*Selected text*:
I guess the buzz this week is about Roger’s betrayal.  But I have to say, I’m not really surprised by the course of events.  More so than villain, I see Roger being hollowed out as pathetic.  Cooper’s critique was dead on – Lee Garner Jr. never took Roger seriously because he never took himself seriously.  And so Roger’s every action in this episode was performed out of fear and desperate self-preservation – revelations of the fact that he’s lost his game and he’s quickly becoming worthless.  Indeed, this worthlessness was heightened by the repeated reminders that while Cooper is old-school (I loved the formal introduction of Don to the staff!), he’s still helpful (why not go to a funeral to drum up business?).

I have to wonder what will happen to Roger now that he’s lost the only thing that made him worth keeping around (Lucky Strike) and, quite possibly the only thing he was sticking around for (Joan).  For now at least it seems he’ll be be going home to cuddle up his boring, mistake of a wife and hold on tight – quite literally – to his memories of the good days.

Amidst all the buzz of Roger’s betrayal, I’ve heard little regarding Don’s.  I found myself surprised that I was surprised he would cheat on Faye – of course he would!  When Faye cuddled into Don just like how Jane had cuddled into Roger, I had to know it was over…and then wonder how long this dead relationship would keep going.  The question for me is what moment in the episode it died – it seems obvious to say when Don and Meghan knocked boots, or even when Don asked Faye to compromise her ethics, but I think it was probably when she actually did compromise them.  I can’t imagine her being able to live with that decision in the long-run.  And I can’t imagine Don being able to resist asking her to do it again.

I have to say something about families in this episode – of course we all gasped when Pete got the announcement that his daughter had been born and then dashed off to another work function.  But for me, the truly poignant moment happened at David Montgomery’s funeral.  With wife and daughter silent on the sidelines, it seemed the men at the ad agency got to have the memories of their patriarch, while they were made to be content with pendants and thimbles.  “He loved you so much we went on this adventure together to find this for you” was the refrain of each story, predicting a future in which Trudy and new baby girl would be seated similarly.  But it was their blank staring faces that got me – as if they didn’t know the man described, but only knew his trinkets.  No tears, just hopelessness or nothingness marked their expressions.  There was a sense that they knew this set-up wasn’t right, but they didn’t know how to fix it.  It was for me, the saddest moment in the whole episode.   And it reminded me of a comment from one of our readers last week (Josh B), that these stories aren’t just telling types – like the ‘ascendancy of woman’ – but that they have a gritty realness, a rich pathos in each one that makes the type come alive (or he said something like that).  That was certainly the case with the Montgomery family.  Sure, they represent so many wives and daughters of the ’60s, but it’s that pathos that makes their story true.

On the ongoing ‘is Joan pregnant?’ front – we have to note three things: her declaration of exhaustion (after what seemed to be a pretty normal work-day) and her statement, lost on Roger, that she’s not the solution, but one of his problems…and that she pulls out a cigarette but doesn’t light it – not that they seemed to have a problem with smoking during pregnancy back then, but it’s a nice signal to us!  I like the subtlety – having her heaving in the bathroom would be too much, but this is nice, keeping us hanging on guessing without being too obvious about it!

Can’t wait to hear what you thought!

Oh, and I’m certainly checking my teeth for lipstick before I leave the house!

*Exercise instructions*:
• 1. In the episode commentary, what does Joan pull out but not light?
• 2. Retype the records verbatim, from the first line of the records up to and including the line containing "x-tick-label: 20: [915, 259, 935, 278]".

*Supplied data*:

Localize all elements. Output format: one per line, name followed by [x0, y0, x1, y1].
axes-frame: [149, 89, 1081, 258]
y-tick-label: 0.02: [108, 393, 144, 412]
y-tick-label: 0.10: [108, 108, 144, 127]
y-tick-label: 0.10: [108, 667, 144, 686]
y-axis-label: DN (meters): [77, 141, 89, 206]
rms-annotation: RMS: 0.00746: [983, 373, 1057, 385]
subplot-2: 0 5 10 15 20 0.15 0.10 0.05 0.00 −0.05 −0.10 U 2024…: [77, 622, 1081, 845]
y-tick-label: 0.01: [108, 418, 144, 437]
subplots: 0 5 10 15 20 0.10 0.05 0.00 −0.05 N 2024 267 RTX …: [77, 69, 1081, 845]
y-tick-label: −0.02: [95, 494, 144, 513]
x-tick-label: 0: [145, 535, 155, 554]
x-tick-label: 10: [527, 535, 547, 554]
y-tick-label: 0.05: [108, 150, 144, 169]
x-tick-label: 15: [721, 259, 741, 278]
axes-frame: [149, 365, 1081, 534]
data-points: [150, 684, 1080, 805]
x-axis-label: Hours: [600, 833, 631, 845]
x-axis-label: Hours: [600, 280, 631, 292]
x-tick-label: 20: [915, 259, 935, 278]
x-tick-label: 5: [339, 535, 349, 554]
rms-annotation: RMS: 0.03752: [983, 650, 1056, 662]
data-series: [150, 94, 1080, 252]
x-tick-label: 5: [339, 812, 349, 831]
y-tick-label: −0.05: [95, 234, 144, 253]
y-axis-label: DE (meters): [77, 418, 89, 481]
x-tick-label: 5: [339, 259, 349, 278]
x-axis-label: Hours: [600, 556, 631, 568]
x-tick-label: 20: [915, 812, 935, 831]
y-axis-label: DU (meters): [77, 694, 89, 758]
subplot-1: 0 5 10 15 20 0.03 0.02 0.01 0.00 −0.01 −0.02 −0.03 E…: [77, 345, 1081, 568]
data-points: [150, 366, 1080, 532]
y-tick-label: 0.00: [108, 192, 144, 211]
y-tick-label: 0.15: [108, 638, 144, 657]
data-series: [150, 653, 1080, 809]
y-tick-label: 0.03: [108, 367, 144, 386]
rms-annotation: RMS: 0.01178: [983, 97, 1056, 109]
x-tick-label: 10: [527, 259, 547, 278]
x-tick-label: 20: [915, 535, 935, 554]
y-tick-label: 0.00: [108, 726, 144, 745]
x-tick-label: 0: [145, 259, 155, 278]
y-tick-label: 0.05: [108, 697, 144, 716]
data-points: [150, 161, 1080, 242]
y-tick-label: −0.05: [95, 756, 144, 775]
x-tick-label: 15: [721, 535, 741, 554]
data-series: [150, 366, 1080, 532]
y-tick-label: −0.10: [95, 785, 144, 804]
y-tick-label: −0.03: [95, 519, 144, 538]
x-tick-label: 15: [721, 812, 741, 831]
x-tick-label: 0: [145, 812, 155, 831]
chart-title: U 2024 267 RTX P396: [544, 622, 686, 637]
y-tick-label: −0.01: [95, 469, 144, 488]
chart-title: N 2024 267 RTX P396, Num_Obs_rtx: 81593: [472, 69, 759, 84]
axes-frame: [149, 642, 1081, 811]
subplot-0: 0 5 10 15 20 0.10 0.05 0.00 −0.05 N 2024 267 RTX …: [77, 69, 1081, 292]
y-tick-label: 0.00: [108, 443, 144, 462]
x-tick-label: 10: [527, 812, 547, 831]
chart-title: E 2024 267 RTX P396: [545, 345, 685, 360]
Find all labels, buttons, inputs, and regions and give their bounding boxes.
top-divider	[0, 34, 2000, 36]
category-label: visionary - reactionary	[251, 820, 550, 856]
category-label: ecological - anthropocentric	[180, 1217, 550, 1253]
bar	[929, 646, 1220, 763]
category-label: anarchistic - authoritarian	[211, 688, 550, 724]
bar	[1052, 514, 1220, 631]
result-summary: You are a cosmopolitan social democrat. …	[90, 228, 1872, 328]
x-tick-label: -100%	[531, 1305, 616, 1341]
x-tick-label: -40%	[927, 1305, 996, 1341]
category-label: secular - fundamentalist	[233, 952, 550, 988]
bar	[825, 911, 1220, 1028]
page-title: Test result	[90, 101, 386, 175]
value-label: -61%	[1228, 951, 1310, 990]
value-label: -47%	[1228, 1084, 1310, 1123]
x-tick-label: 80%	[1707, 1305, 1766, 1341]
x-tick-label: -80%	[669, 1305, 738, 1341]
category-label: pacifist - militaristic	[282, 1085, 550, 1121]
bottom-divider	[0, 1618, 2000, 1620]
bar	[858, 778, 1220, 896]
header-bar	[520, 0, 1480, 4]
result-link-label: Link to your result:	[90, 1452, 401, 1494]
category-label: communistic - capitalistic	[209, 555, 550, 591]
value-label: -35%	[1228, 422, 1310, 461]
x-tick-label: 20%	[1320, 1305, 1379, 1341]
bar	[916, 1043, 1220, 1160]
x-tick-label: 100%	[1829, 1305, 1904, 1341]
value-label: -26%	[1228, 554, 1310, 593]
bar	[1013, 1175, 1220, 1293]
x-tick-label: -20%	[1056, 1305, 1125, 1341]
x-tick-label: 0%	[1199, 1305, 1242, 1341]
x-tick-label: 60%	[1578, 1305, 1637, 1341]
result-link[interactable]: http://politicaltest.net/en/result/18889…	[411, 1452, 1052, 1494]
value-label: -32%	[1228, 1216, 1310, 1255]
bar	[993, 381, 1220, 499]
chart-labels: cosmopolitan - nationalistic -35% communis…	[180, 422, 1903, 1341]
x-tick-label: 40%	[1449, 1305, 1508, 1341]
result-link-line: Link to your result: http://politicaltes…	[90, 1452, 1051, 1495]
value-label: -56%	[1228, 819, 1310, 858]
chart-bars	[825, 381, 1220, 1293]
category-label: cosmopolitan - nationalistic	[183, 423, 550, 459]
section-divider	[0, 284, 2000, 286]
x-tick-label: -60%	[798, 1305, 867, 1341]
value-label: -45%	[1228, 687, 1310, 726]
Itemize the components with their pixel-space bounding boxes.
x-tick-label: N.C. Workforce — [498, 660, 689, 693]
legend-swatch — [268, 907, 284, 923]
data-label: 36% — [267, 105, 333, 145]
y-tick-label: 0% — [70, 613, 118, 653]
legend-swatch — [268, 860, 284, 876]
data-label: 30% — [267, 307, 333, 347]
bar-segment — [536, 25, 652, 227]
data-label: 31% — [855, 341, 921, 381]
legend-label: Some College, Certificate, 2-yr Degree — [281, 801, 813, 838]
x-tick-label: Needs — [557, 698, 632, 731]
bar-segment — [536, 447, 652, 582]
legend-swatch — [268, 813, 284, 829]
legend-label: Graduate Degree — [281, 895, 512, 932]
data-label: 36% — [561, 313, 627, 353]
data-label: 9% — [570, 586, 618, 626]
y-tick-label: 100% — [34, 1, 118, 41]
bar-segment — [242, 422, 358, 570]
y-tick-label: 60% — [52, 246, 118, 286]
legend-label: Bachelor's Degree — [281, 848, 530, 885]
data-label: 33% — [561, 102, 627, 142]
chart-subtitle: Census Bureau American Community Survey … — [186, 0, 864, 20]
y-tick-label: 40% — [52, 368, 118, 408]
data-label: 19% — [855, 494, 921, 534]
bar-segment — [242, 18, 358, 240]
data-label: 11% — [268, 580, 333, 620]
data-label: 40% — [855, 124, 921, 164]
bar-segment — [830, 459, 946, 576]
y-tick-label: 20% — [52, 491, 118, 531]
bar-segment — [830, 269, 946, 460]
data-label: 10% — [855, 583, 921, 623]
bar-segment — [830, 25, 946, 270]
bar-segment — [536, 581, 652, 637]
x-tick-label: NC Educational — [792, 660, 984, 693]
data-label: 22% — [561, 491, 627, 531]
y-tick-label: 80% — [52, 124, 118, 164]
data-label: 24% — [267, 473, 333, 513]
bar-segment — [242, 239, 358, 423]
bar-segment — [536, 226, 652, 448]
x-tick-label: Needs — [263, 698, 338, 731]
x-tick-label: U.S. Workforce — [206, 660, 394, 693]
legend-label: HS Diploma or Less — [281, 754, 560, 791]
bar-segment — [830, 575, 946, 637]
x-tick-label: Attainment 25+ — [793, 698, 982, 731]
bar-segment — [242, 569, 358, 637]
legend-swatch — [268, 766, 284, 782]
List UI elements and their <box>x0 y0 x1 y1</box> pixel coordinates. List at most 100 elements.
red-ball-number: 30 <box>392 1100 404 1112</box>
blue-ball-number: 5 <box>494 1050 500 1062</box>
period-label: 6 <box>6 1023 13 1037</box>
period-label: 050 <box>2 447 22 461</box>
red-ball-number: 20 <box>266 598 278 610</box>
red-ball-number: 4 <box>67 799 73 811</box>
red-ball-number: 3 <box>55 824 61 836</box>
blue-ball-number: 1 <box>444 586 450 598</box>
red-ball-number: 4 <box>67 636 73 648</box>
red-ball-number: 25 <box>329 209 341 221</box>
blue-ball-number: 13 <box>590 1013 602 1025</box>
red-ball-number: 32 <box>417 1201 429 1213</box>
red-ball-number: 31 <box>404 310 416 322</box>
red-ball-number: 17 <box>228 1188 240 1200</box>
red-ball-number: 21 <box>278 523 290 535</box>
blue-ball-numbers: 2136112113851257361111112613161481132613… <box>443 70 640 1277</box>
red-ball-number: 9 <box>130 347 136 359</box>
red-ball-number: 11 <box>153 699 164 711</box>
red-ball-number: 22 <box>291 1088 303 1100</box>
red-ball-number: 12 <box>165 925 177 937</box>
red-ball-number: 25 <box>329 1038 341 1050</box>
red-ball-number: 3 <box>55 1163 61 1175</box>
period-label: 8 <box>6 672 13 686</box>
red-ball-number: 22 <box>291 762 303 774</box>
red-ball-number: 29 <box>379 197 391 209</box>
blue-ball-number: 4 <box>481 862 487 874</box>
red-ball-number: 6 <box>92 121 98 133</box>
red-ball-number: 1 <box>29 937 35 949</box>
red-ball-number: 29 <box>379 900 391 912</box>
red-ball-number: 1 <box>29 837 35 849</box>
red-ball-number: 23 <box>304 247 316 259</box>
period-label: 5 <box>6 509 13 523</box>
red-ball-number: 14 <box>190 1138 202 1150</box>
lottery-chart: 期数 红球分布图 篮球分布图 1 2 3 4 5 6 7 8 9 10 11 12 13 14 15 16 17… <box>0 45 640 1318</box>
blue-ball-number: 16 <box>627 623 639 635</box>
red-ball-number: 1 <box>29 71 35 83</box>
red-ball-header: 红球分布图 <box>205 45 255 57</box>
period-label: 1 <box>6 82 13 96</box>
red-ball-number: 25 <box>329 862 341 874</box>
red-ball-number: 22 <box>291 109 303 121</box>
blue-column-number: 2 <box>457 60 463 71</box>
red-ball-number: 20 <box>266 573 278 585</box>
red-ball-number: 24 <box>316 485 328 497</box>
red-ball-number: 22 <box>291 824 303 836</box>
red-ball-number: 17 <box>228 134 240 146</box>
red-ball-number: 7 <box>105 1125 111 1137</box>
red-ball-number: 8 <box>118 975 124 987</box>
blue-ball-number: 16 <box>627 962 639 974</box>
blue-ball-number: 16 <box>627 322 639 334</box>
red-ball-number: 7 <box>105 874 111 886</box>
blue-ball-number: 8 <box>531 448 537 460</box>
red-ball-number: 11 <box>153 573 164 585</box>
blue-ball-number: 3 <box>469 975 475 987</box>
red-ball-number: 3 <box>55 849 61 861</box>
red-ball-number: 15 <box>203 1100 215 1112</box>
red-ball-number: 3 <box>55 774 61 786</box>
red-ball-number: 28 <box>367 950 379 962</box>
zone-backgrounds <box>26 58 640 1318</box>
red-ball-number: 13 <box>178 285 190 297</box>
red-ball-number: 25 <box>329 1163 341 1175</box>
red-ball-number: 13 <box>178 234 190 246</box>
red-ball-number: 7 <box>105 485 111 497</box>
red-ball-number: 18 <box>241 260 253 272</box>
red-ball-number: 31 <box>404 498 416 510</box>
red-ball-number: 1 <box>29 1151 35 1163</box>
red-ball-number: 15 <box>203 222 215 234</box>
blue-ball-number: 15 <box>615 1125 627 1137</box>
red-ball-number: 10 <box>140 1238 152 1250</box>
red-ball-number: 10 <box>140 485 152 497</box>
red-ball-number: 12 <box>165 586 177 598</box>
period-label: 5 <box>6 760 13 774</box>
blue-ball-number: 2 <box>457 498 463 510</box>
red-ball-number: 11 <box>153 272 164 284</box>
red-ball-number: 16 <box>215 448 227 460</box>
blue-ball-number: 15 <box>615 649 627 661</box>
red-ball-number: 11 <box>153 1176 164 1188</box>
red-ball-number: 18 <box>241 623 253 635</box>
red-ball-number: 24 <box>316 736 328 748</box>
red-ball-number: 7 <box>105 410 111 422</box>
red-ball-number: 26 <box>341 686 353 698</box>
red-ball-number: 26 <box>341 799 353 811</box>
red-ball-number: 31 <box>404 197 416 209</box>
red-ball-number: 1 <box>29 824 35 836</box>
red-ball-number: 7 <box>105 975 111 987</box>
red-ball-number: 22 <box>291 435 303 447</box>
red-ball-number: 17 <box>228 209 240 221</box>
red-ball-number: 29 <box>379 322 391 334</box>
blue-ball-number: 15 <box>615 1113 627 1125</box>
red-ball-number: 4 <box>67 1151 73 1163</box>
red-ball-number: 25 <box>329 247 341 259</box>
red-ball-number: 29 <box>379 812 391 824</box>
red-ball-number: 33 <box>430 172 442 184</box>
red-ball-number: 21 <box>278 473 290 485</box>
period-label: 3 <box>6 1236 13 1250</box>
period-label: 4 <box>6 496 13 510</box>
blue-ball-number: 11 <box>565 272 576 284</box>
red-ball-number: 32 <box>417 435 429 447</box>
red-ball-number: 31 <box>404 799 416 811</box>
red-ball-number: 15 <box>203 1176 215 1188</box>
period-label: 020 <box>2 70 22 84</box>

*Solutions by task*:
• 1. A cigarette.

• 2.
Localize all elements. Output format: one per line, name followed by [x0, y0, x1, y1].
axes-frame: [149, 89, 1081, 258]
y-tick-label: 0.02: [108, 393, 144, 412]
y-tick-label: 0.10: [108, 108, 144, 127]
y-tick-label: 0.10: [108, 667, 144, 686]
y-axis-label: DN (meters): [77, 141, 89, 206]
rms-annotation: RMS: 0.00746: [983, 373, 1057, 385]
subplot-2: 0 5 10 15 20 0.15 0.10 0.05 0.00 −0.05 −0.10 U 2024…: [77, 622, 1081, 845]
y-tick-label: 0.01: [108, 418, 144, 437]
subplots: 0 5 10 15 20 0.10 0.05 0.00 −0.05 N 2024 267 RTX …: [77, 69, 1081, 845]
y-tick-label: −0.02: [95, 494, 144, 513]
x-tick-label: 0: [145, 535, 155, 554]
x-tick-label: 10: [527, 535, 547, 554]
y-tick-label: 0.05: [108, 150, 144, 169]
x-tick-label: 15: [721, 259, 741, 278]
axes-frame: [149, 365, 1081, 534]
data-points: [150, 684, 1080, 805]
x-axis-label: Hours: [600, 833, 631, 845]
x-axis-label: Hours: [600, 280, 631, 292]
x-tick-label: 20: [915, 259, 935, 278]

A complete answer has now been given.